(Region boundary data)
━━━━

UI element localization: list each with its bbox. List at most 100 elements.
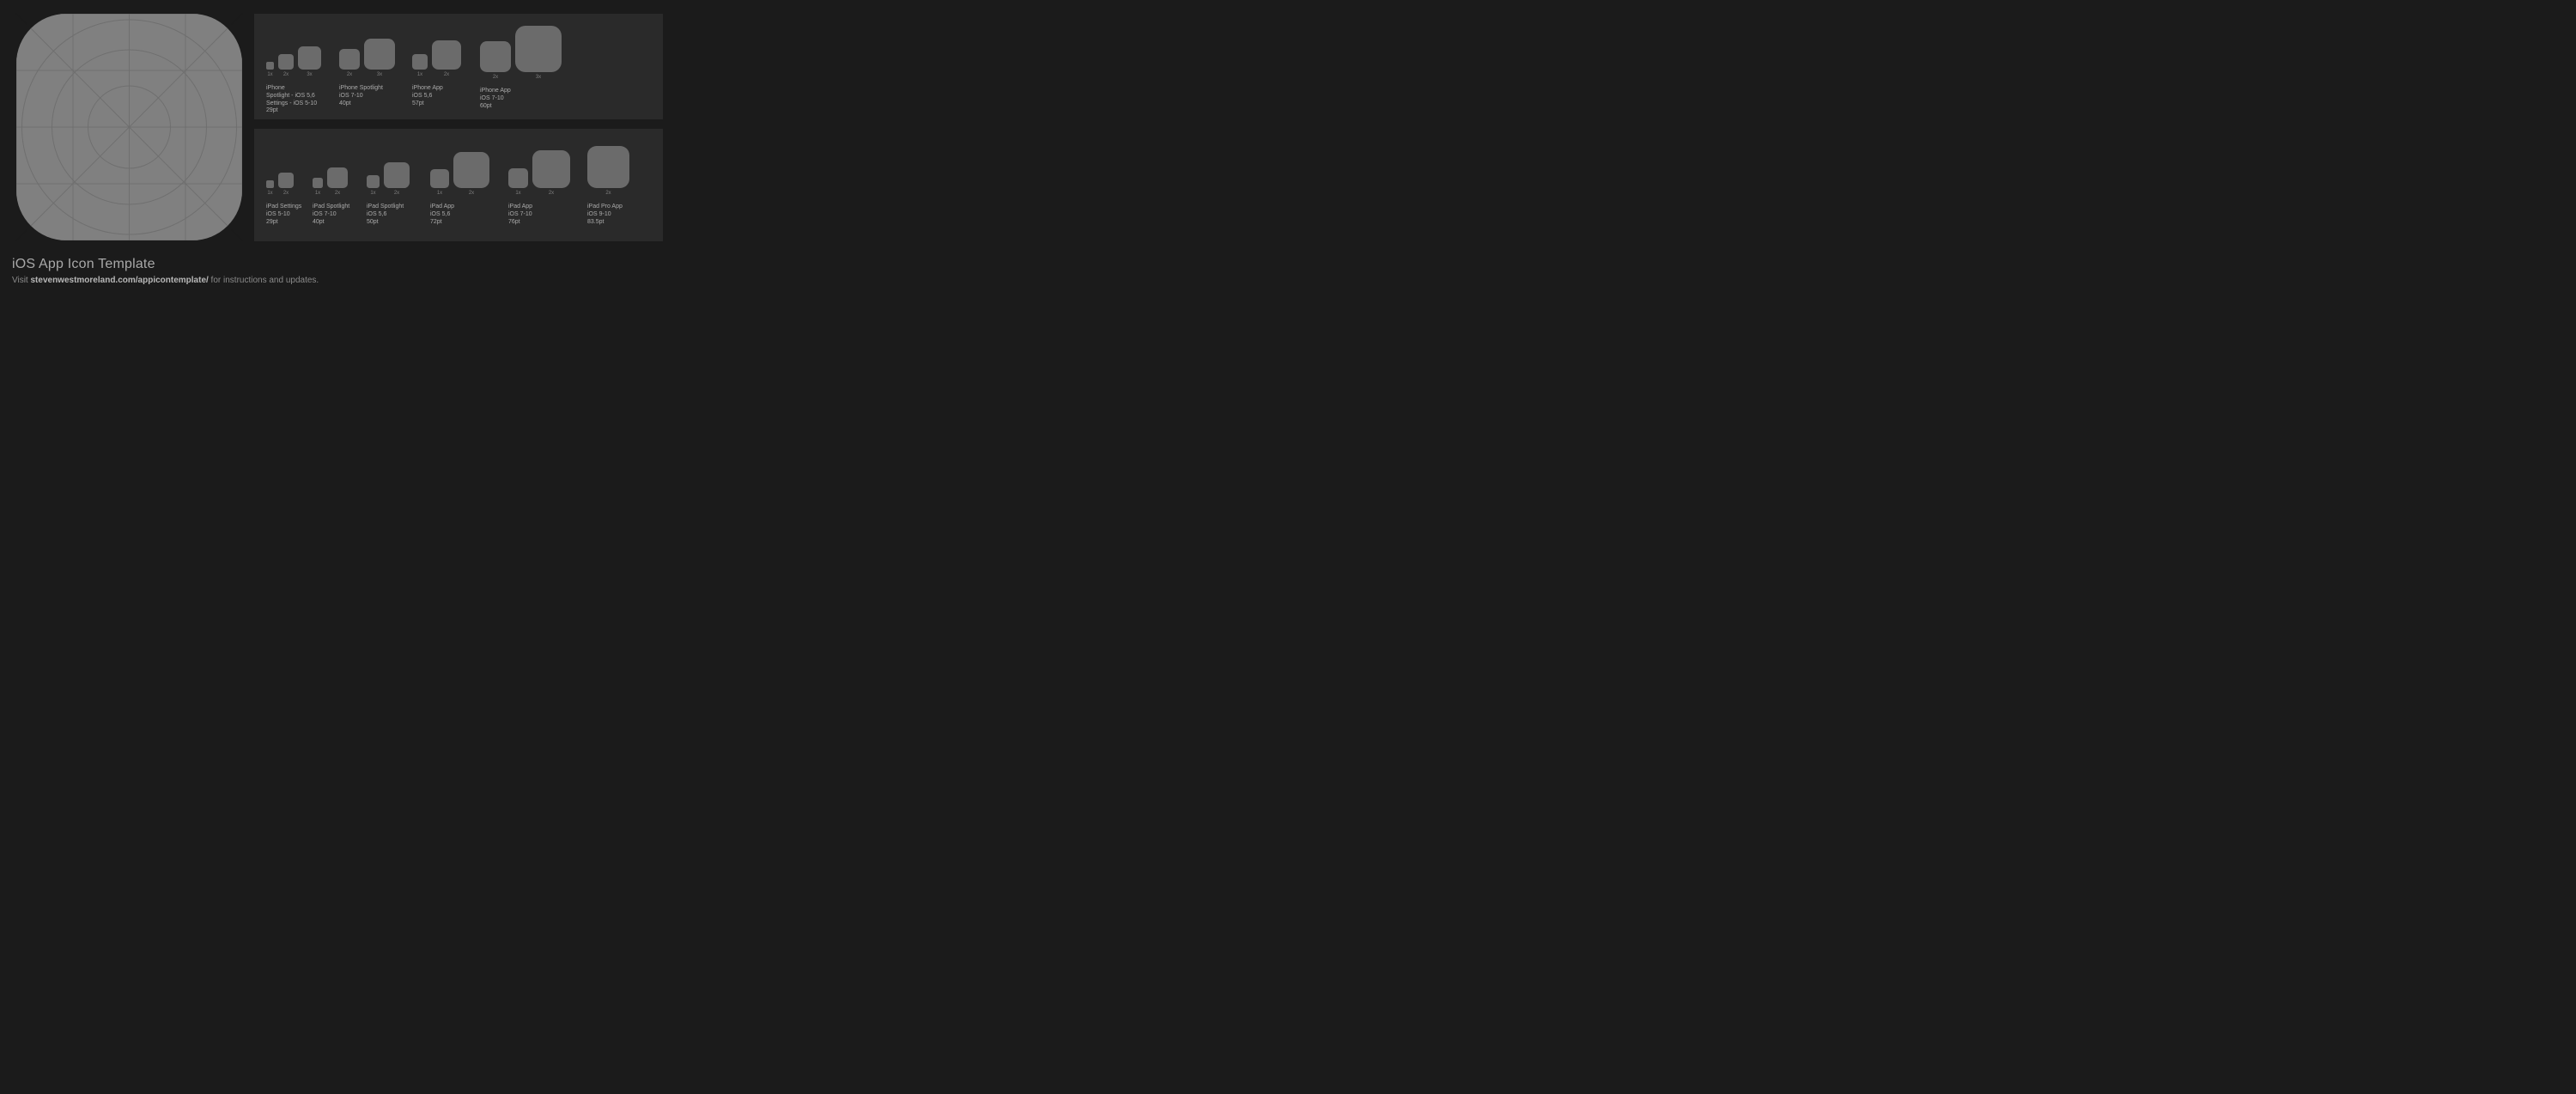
icon-preview-square (278, 54, 294, 70)
icon-preview-square (266, 62, 274, 70)
icon-preview-square (412, 54, 428, 70)
size-meta-line: iOS 7-10 (480, 95, 562, 103)
template-footer: iOS App Icon Template Visit stevenwestmo… (12, 257, 319, 285)
swatch: 2x (278, 173, 294, 196)
icon-preview-square (532, 150, 570, 188)
icon-size-group: 1x 2x iPad AppiOS 7-1076pt (508, 144, 570, 226)
swatch-row: 2x (587, 144, 629, 196)
size-meta-line: Spotlight - iOS 5,6 (266, 93, 321, 100)
swatch-row: 1x 2x 3x (266, 26, 321, 77)
template-subtitle: Visit stevenwestmoreland.com/appicontemp… (12, 276, 319, 285)
swatch: 1x (367, 175, 380, 196)
size-meta-line: 57pt (412, 100, 461, 108)
size-meta: iPad SpotlightiOS 7-1040pt (313, 204, 349, 226)
size-meta-line: 40pt (313, 219, 349, 227)
swatch: 1x (412, 54, 428, 77)
icon-preview-square (480, 41, 511, 72)
subtitle-prefix: Visit (12, 276, 31, 285)
swatch-row: 1x 2x (412, 26, 461, 77)
icon-preview-square (515, 26, 562, 72)
master-grid-overlay (16, 14, 242, 240)
size-meta-line: 76pt (508, 219, 570, 227)
scale-label: 2x (283, 72, 289, 77)
icon-preview-square (298, 46, 321, 70)
icon-preview-square (339, 49, 360, 70)
scale-label: 1x (267, 191, 272, 196)
master-icon-preview (16, 14, 242, 240)
scale-label: 2x (444, 72, 449, 77)
size-meta: iPhoneSpotlight - iOS 5,6Settings - iOS … (266, 85, 321, 115)
size-meta-line: iPad App (430, 204, 489, 211)
template-title: iOS App Icon Template (12, 257, 319, 272)
icon-preview-square (384, 162, 410, 188)
size-meta-line: iPhone Spotlight (339, 85, 395, 93)
size-meta-line: iOS 5,6 (367, 211, 410, 219)
icon-size-group: 2x 3x iPhone AppiOS 7-1060pt (480, 26, 562, 110)
icon-size-group: 1x 2x iPad AppiOS 5,672pt (430, 144, 489, 226)
size-meta: iPhone SpotlightiOS 7-1040pt (339, 85, 395, 107)
scale-label: 1x (417, 72, 422, 77)
size-meta-line: iOS 9-10 (587, 211, 629, 219)
scale-label: 3x (307, 72, 312, 77)
size-meta-line: iOS 5,6 (430, 211, 489, 219)
swatch-row: 1x 2x (313, 144, 349, 196)
scale-label: 2x (469, 191, 474, 196)
size-meta: iPad SpotlightiOS 5,650pt (367, 204, 410, 226)
icon-preview-square (327, 167, 348, 188)
icon-preview-square (367, 175, 380, 188)
swatch-row: 2x 3x (339, 26, 395, 77)
size-meta: iPhone AppiOS 7-1060pt (480, 88, 562, 110)
iphone-sizes-panel: 1x 2x 3x iPhoneSpotlight - iOS 5,6Settings … (254, 14, 663, 119)
swatch: 2x (432, 40, 461, 77)
size-meta: iPad AppiOS 5,672pt (430, 204, 489, 226)
size-meta-line: iPhone (266, 85, 321, 93)
icon-size-group: 1x 2x iPad SpotlightiOS 7-1040pt (313, 144, 349, 226)
swatch: 2x (532, 150, 570, 196)
swatch: 2x (327, 167, 348, 196)
scale-label: 1x (515, 191, 520, 196)
scale-label: 1x (437, 191, 442, 196)
icon-preview-square (313, 178, 323, 188)
swatch: 2x (339, 49, 360, 77)
swatch: 1x (430, 169, 449, 196)
icon-preview-square (587, 146, 629, 188)
size-meta-line: iOS 7-10 (313, 211, 349, 219)
icon-size-group: 1x 2x 3x iPhoneSpotlight - iOS 5,6Settings … (266, 26, 321, 115)
size-meta-line: iOS 5,6 (412, 93, 461, 100)
swatch: 1x (313, 178, 323, 196)
swatch: 2x (480, 41, 511, 80)
size-meta-line: iPhone App (412, 85, 461, 93)
icon-preview-square (430, 169, 449, 188)
size-meta-line: iPad Settings (266, 204, 301, 211)
size-meta-line: iOS 7-10 (508, 211, 570, 219)
ipad-sizes-panel: 1x2xiPad SettingsiOS 5-1029pt1x2xiPad Sp… (254, 129, 663, 241)
size-meta-line: 40pt (339, 100, 395, 108)
scale-label: 2x (335, 191, 340, 196)
scale-label: 3x (377, 72, 382, 77)
scale-label: 1x (267, 72, 272, 77)
icon-size-group: 1x 2x iPad SpotlightiOS 5,650pt (367, 144, 410, 226)
size-meta-line: iPad Pro App (587, 204, 629, 211)
swatch-row: 2x 3x (480, 26, 562, 80)
swatch: 3x (515, 26, 562, 80)
icon-preview-square (266, 180, 274, 188)
scale-label: 2x (394, 191, 399, 196)
icon-preview-square (508, 168, 528, 188)
size-meta-line: iPhone App (480, 88, 562, 95)
size-meta-line: iPad App (508, 204, 570, 211)
icon-preview-square (453, 152, 489, 188)
master-icon-squircle (16, 14, 242, 240)
size-meta-line: iOS 5-10 (266, 211, 301, 219)
swatch: 1x (266, 62, 274, 77)
size-meta-line: Settings - iOS 5-10 (266, 100, 321, 108)
size-meta-line: 72pt (430, 219, 489, 227)
scale-label: 3x (536, 75, 541, 80)
size-meta-line: iOS 7-10 (339, 93, 395, 100)
size-meta-line: iPad Spotlight (367, 204, 410, 211)
swatch: 2x (453, 152, 489, 196)
swatch: 3x (364, 39, 395, 77)
swatch-row: 1x 2x (266, 144, 301, 196)
size-meta: iPad AppiOS 7-1076pt (508, 204, 570, 226)
scale-label: 1x (370, 191, 375, 196)
size-meta-line: 29pt (266, 107, 321, 115)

━━━━

Instructions for the task - Reproduce every line of the material above word for word, omitting the pictures.

Exercise solution -
UI element localization: list each with its bbox. List at most 100 elements.
icon-preview-square (278, 54, 294, 70)
icon-preview-square (266, 62, 274, 70)
icon-preview-square (412, 54, 428, 70)
size-meta-line: iOS 7-10 (480, 95, 562, 103)
template-footer: iOS App Icon Template Visit stevenwestmo… (12, 257, 319, 285)
swatch: 2x (278, 173, 294, 196)
icon-preview-square (532, 150, 570, 188)
icon-size-group: 1x 2x iPad AppiOS 7-1076pt (508, 144, 570, 226)
swatch-row: 2x (587, 144, 629, 196)
size-meta-line: Spotlight - iOS 5,6 (266, 93, 321, 100)
swatch-row: 1x 2x 3x (266, 26, 321, 77)
template-subtitle: Visit stevenwestmoreland.com/appicontemp… (12, 276, 319, 285)
swatch: 1x (367, 175, 380, 196)
size-meta-line: 57pt (412, 100, 461, 108)
size-meta: iPad SpotlightiOS 7-1040pt (313, 204, 349, 226)
size-meta-line: 40pt (313, 219, 349, 227)
swatch: 1x (412, 54, 428, 77)
icon-preview-square (480, 41, 511, 72)
subtitle-prefix: Visit (12, 276, 31, 285)
swatch-row: 1x 2x (412, 26, 461, 77)
icon-preview-square (515, 26, 562, 72)
master-grid-overlay (16, 14, 242, 240)
size-meta-line: 76pt (508, 219, 570, 227)
scale-label: 2x (283, 72, 289, 77)
icon-preview-square (298, 46, 321, 70)
icon-preview-square (339, 49, 360, 70)
scale-label: 1x (267, 191, 272, 196)
master-icon-preview (16, 14, 242, 240)
scale-label: 2x (444, 72, 449, 77)
size-meta: iPhoneSpotlight - iOS 5,6Settings - iOS … (266, 85, 321, 115)
size-meta-line: iPad App (430, 204, 489, 211)
template-title: iOS App Icon Template (12, 257, 319, 272)
icon-preview-square (384, 162, 410, 188)
size-meta-line: iPhone Spotlight (339, 85, 395, 93)
size-meta-line: iOS 5,6 (367, 211, 410, 219)
icon-size-group: 2x 3x iPhone AppiOS 7-1060pt (480, 26, 562, 110)
icon-size-group: 1x 2x iPad AppiOS 5,672pt (430, 144, 489, 226)
size-meta: iPhone SpotlightiOS 7-1040pt (339, 85, 395, 107)
scale-label: 1x (417, 72, 422, 77)
size-meta-line: iOS 9-10 (587, 211, 629, 219)
scale-label: 3x (307, 72, 312, 77)
size-meta-line: iOS 5,6 (430, 211, 489, 219)
swatch-row: 1x 2x (313, 144, 349, 196)
scale-label: 2x (469, 191, 474, 196)
size-meta: iPad SpotlightiOS 5,650pt (367, 204, 410, 226)
icon-preview-square (327, 167, 348, 188)
icon-preview-square (367, 175, 380, 188)
swatch-row: 2x 3x (339, 26, 395, 77)
size-meta: iPhone AppiOS 7-1060pt (480, 88, 562, 110)
iphone-sizes-panel: 1x 2x 3x iPhoneSpotlight - iOS 5,6Settings … (254, 14, 663, 119)
swatch: 2x (432, 40, 461, 77)
size-meta: iPad AppiOS 5,672pt (430, 204, 489, 226)
size-meta-line: iPhone (266, 85, 321, 93)
icon-size-group: 1x 2x iPad SpotlightiOS 7-1040pt (313, 144, 349, 226)
swatch: 2x (532, 150, 570, 196)
swatch: 2x (327, 167, 348, 196)
scale-label: 1x (515, 191, 520, 196)
scale-label: 1x (437, 191, 442, 196)
icon-preview-square (313, 178, 323, 188)
swatch: 2x (339, 49, 360, 77)
swatch: 1x (430, 169, 449, 196)
icon-preview-square (587, 146, 629, 188)
size-meta-line: iOS 7-10 (313, 211, 349, 219)
icon-size-group: 1x 2x 3x iPhoneSpotlight - iOS 5,6Settings … (266, 26, 321, 115)
size-meta-line: iOS 5,6 (412, 93, 461, 100)
swatch: 1x (313, 178, 323, 196)
swatch: 2x (480, 41, 511, 80)
size-meta-line: iPhone App (412, 85, 461, 93)
icon-preview-square (430, 169, 449, 188)
size-meta-line: iPad Settings (266, 204, 301, 211)
size-meta-line: iOS 7-10 (508, 211, 570, 219)
ipad-sizes-panel: 1x2xiPad SettingsiOS 5-1029pt1x2xiPad Sp… (254, 129, 663, 241)
size-meta-line: 40pt (339, 100, 395, 108)
scale-label: 2x (335, 191, 340, 196)
scale-label: 3x (377, 72, 382, 77)
scale-label: 1x (267, 72, 272, 77)
icon-size-group: 1x 2x iPad SpotlightiOS 5,650pt (367, 144, 410, 226)
size-meta-line: iPad Pro App (587, 204, 629, 211)
swatch-row: 2x 3x (480, 26, 562, 80)
swatch: 3x (515, 26, 562, 80)
icon-preview-square (266, 180, 274, 188)
scale-label: 2x (394, 191, 399, 196)
icon-preview-square (508, 168, 528, 188)
size-meta-line: iPhone App (480, 88, 562, 95)
size-meta-line: iPad App (508, 204, 570, 211)
icon-preview-square (453, 152, 489, 188)
master-icon-squircle (16, 14, 242, 240)
size-meta-line: iOS 5-10 (266, 211, 301, 219)
swatch: 1x (266, 62, 274, 77)
size-meta-line: Settings - iOS 5-10 (266, 100, 321, 108)
size-meta-line: 72pt (430, 219, 489, 227)
scale-label: 3x (536, 75, 541, 80)
size-meta-line: iOS 7-10 (339, 93, 395, 100)
size-meta-line: iPad Spotlight (367, 204, 410, 211)
swatch: 2x (453, 152, 489, 196)
swatch: 3x (364, 39, 395, 77)
swatch-row: 1x 2x (266, 144, 301, 196)
size-meta: iPad AppiOS 7-1076pt (508, 204, 570, 226)
scale-label: 1x (370, 191, 375, 196)
size-meta-line: 29pt (266, 107, 321, 115)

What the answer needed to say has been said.